• Required task: Reproduce every line of the data below verbatim, with nothing added, dropped, or changed.

• Given information:

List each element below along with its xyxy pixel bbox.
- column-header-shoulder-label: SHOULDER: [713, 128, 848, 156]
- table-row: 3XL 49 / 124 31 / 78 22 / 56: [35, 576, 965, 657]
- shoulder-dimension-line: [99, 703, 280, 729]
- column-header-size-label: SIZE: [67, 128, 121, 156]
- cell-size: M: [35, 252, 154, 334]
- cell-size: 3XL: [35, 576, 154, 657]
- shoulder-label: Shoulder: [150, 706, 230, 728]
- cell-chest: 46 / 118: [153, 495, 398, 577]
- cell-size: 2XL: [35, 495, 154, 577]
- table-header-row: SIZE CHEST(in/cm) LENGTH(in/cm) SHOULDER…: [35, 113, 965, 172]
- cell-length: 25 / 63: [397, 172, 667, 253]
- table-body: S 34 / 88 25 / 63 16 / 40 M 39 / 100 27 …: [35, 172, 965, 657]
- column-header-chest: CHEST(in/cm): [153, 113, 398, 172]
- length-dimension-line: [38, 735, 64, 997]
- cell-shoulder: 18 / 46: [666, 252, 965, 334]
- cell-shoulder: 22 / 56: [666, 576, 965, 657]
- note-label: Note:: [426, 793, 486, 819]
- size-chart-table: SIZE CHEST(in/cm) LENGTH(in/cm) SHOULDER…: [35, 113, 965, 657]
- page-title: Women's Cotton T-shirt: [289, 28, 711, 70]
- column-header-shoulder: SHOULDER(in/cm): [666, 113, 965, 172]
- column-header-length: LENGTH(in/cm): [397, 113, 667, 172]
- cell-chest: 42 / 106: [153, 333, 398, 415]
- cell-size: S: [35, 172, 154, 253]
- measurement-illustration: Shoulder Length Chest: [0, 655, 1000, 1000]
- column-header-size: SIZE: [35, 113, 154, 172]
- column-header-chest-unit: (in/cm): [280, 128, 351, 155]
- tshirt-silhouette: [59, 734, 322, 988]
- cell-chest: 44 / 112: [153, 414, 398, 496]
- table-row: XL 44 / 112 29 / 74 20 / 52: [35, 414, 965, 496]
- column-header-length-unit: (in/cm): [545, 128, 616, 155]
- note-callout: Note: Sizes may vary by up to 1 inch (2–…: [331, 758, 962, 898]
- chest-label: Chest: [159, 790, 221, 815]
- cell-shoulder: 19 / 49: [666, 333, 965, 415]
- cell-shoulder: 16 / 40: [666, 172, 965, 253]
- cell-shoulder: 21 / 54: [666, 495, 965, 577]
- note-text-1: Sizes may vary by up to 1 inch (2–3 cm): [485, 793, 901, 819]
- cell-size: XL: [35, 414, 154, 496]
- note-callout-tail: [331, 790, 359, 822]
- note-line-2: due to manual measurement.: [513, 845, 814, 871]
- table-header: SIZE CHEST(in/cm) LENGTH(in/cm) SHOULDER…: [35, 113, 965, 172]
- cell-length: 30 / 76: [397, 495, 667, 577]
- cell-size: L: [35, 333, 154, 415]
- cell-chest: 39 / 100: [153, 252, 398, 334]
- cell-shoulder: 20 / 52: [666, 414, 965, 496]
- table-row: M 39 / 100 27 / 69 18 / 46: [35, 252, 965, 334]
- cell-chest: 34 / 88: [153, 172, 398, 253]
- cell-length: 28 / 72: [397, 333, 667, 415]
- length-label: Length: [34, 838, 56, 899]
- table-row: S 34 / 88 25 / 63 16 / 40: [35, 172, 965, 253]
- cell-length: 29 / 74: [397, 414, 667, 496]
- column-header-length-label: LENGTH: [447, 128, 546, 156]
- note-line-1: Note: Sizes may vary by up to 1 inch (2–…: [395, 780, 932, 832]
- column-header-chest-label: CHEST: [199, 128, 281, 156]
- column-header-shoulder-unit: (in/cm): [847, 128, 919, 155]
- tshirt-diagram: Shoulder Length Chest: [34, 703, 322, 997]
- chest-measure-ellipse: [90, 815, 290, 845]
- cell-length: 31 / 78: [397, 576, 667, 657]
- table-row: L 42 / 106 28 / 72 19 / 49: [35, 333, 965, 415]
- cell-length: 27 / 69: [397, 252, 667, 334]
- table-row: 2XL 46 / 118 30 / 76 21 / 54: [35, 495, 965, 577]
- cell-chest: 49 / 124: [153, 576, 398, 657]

• Finished exercise:
List each element below along with its xyxy pixel bbox.
- column-header-shoulder-label: SHOULDER: [713, 128, 848, 156]
- table-row: 3XL 49 / 124 31 / 78 22 / 56: [35, 576, 965, 657]
- shoulder-dimension-line: [99, 703, 280, 729]
- column-header-size-label: SIZE: [67, 128, 121, 156]
- cell-size: M: [35, 252, 154, 334]
- cell-size: 3XL: [35, 576, 154, 657]
- shoulder-label: Shoulder: [150, 706, 230, 728]
- cell-chest: 46 / 118: [153, 495, 398, 577]
- cell-size: 2XL: [35, 495, 154, 577]
- table-header-row: SIZE CHEST(in/cm) LENGTH(in/cm) SHOULDER…: [35, 113, 965, 172]
- cell-length: 25 / 63: [397, 172, 667, 253]
- table-body: S 34 / 88 25 / 63 16 / 40 M 39 / 100 27 …: [35, 172, 965, 657]
- column-header-chest: CHEST(in/cm): [153, 113, 398, 172]
- length-dimension-line: [38, 735, 64, 997]
- cell-shoulder: 18 / 46: [666, 252, 965, 334]
- cell-shoulder: 22 / 56: [666, 576, 965, 657]
- note-label: Note:: [426, 793, 486, 819]
- size-chart-table: SIZE CHEST(in/cm) LENGTH(in/cm) SHOULDER…: [35, 113, 965, 657]
- page-title: Women's Cotton T-shirt: [289, 28, 711, 70]
- column-header-shoulder: SHOULDER(in/cm): [666, 113, 965, 172]
- column-header-length: LENGTH(in/cm): [397, 113, 667, 172]
- cell-chest: 42 / 106: [153, 333, 398, 415]
- cell-size: S: [35, 172, 154, 253]
- measurement-illustration: Shoulder Length Chest: [0, 655, 1000, 1000]
- column-header-size: SIZE: [35, 113, 154, 172]
- column-header-chest-unit: (in/cm): [280, 128, 351, 155]
- tshirt-silhouette: [59, 734, 322, 988]
- cell-chest: 44 / 112: [153, 414, 398, 496]
- table-row: XL 44 / 112 29 / 74 20 / 52: [35, 414, 965, 496]
- column-header-length-unit: (in/cm): [545, 128, 616, 155]
- note-callout: Note: Sizes may vary by up to 1 inch (2–…: [331, 758, 962, 898]
- chest-label: Chest: [159, 790, 221, 815]
- cell-shoulder: 19 / 49: [666, 333, 965, 415]
- cell-shoulder: 16 / 40: [666, 172, 965, 253]
- cell-shoulder: 21 / 54: [666, 495, 965, 577]
- note-text-1: Sizes may vary by up to 1 inch (2–3 cm): [485, 793, 901, 819]
- cell-size: XL: [35, 414, 154, 496]
- note-callout-tail: [331, 790, 359, 822]
- note-line-2: due to manual measurement.: [513, 845, 814, 871]
- table-header: SIZE CHEST(in/cm) LENGTH(in/cm) SHOULDER…: [35, 113, 965, 172]
- cell-length: 30 / 76: [397, 495, 667, 577]
- cell-size: L: [35, 333, 154, 415]
- cell-chest: 39 / 100: [153, 252, 398, 334]
- cell-shoulder: 20 / 52: [666, 414, 965, 496]
- table-row: M 39 / 100 27 / 69 18 / 46: [35, 252, 965, 334]
- cell-chest: 34 / 88: [153, 172, 398, 253]
- cell-length: 28 / 72: [397, 333, 667, 415]
- length-label: Length: [34, 838, 56, 899]
- table-row: S 34 / 88 25 / 63 16 / 40: [35, 172, 965, 253]
- cell-length: 29 / 74: [397, 414, 667, 496]
- column-header-length-label: LENGTH: [447, 128, 546, 156]
- note-line-1: Note: Sizes may vary by up to 1 inch (2–…: [395, 780, 932, 832]
- column-header-chest-label: CHEST: [199, 128, 281, 156]
- column-header-shoulder-unit: (in/cm): [847, 128, 919, 155]
- tshirt-diagram: Shoulder Length Chest: [34, 703, 322, 997]
- chest-measure-ellipse: [90, 815, 290, 845]
- cell-length: 31 / 78: [397, 576, 667, 657]
- table-row: L 42 / 106 28 / 72 19 / 49: [35, 333, 965, 415]
- cell-length: 27 / 69: [397, 252, 667, 334]
- table-row: 2XL 46 / 118 30 / 76 21 / 54: [35, 495, 965, 577]
- cell-chest: 49 / 124: [153, 576, 398, 657]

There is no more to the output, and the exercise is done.